— start INFORMATION SUPPLIED —

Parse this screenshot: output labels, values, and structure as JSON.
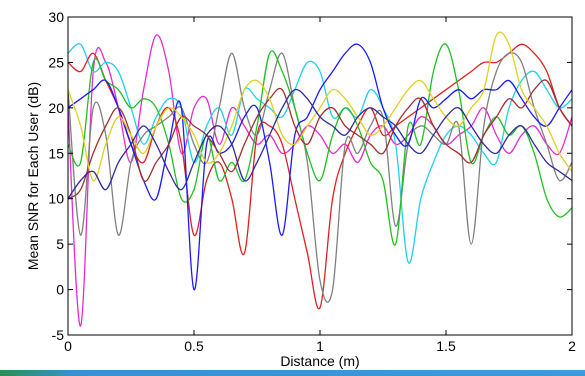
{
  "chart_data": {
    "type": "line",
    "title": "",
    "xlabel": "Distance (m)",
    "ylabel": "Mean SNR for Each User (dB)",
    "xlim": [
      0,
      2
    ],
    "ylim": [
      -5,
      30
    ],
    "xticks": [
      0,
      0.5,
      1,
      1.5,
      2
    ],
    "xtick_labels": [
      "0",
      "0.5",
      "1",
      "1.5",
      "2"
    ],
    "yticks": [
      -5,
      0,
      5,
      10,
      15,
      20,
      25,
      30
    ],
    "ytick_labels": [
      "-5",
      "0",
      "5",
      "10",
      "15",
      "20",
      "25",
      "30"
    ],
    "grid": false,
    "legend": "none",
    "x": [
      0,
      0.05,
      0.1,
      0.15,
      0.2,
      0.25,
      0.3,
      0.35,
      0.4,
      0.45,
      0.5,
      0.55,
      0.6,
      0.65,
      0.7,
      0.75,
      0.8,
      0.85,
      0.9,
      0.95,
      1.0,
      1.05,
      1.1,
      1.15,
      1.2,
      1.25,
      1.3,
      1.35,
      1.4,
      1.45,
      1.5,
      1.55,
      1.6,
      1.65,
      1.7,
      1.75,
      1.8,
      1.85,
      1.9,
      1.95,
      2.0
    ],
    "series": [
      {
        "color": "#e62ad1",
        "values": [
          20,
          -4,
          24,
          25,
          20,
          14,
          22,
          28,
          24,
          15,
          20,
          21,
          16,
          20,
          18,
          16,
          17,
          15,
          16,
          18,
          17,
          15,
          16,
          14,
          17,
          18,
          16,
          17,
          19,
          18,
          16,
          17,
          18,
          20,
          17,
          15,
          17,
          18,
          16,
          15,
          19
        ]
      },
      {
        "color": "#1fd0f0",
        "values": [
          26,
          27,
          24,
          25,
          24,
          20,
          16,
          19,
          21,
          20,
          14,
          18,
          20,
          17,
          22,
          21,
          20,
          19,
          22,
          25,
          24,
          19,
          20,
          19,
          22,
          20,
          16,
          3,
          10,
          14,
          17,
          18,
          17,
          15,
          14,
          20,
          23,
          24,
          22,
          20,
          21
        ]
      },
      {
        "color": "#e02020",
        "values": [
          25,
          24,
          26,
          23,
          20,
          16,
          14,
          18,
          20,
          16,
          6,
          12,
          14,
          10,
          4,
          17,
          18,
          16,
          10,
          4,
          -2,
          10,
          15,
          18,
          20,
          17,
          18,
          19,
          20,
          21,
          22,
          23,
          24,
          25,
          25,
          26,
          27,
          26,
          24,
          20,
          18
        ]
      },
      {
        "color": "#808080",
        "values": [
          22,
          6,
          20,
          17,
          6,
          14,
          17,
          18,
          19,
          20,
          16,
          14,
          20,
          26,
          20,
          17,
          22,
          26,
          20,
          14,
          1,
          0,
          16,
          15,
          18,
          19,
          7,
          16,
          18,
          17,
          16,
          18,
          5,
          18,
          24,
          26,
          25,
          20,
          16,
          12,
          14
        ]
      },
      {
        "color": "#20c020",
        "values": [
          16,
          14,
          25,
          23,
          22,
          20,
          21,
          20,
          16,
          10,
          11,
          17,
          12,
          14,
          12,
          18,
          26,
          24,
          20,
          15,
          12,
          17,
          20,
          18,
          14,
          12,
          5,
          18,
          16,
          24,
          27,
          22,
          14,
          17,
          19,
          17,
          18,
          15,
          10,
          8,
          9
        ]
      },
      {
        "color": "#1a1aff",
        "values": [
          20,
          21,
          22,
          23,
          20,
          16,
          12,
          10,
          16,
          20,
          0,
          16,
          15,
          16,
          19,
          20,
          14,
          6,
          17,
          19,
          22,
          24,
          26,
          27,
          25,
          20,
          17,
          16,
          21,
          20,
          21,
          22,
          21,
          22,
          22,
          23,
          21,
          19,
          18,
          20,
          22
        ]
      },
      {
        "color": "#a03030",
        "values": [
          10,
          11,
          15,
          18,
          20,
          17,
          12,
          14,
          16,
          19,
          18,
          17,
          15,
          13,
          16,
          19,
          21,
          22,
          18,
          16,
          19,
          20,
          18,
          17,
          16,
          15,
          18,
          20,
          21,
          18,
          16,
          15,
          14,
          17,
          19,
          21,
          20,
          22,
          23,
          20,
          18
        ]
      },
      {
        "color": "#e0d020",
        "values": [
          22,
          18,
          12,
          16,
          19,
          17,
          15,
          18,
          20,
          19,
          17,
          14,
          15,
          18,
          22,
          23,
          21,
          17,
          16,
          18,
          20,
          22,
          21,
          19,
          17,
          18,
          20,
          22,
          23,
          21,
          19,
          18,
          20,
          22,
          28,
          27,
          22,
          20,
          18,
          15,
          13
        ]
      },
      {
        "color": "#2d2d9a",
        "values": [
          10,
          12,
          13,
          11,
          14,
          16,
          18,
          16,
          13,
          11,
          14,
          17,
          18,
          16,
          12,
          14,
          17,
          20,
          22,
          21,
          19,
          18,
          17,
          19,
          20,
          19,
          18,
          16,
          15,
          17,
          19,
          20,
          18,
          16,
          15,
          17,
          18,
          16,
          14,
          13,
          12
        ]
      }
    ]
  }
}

— end INFORMATION SUPPLIED —
— start INFORMATION SUPPLIED —

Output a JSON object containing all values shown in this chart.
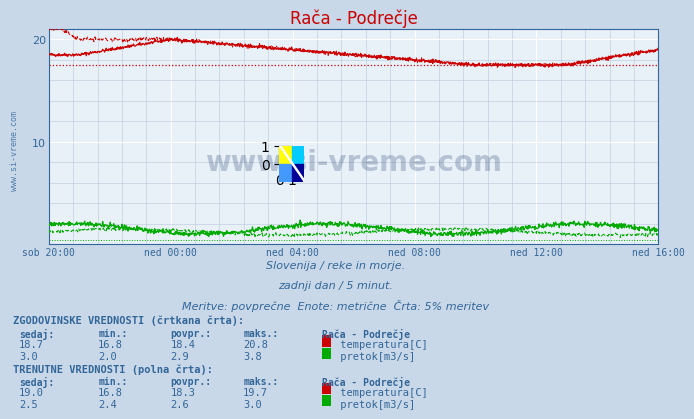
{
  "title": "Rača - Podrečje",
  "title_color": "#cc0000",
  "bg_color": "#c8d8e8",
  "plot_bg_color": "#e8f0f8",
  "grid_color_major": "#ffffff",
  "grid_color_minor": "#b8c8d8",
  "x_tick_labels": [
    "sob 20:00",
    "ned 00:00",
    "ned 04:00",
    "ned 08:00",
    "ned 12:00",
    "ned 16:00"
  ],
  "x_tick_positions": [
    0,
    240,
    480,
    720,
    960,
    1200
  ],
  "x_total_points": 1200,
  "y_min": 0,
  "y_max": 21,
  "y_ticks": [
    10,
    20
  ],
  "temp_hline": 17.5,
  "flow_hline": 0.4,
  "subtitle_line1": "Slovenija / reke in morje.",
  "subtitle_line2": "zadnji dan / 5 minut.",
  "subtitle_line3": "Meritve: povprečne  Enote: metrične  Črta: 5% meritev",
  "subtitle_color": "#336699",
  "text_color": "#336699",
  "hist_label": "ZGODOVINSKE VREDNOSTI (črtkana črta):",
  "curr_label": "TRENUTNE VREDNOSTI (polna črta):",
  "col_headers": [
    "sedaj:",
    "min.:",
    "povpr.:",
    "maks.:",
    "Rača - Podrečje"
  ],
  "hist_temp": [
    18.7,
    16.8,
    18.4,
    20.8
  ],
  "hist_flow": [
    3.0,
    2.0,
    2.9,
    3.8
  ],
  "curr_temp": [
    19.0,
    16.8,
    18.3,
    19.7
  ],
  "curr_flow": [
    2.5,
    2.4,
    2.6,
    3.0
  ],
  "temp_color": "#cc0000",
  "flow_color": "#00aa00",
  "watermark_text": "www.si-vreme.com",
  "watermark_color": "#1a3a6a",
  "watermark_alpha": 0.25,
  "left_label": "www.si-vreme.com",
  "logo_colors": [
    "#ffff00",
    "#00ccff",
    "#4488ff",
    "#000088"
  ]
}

— end INFORMATION SUPPLIED —

WHAT YOU WILL DO >> Collect each line above holding the string "vreme".

EXERCISE OUTPUT >>
  "watermark_text": "www.si-vreme.com",
  "left_label": "www.si-vreme.com",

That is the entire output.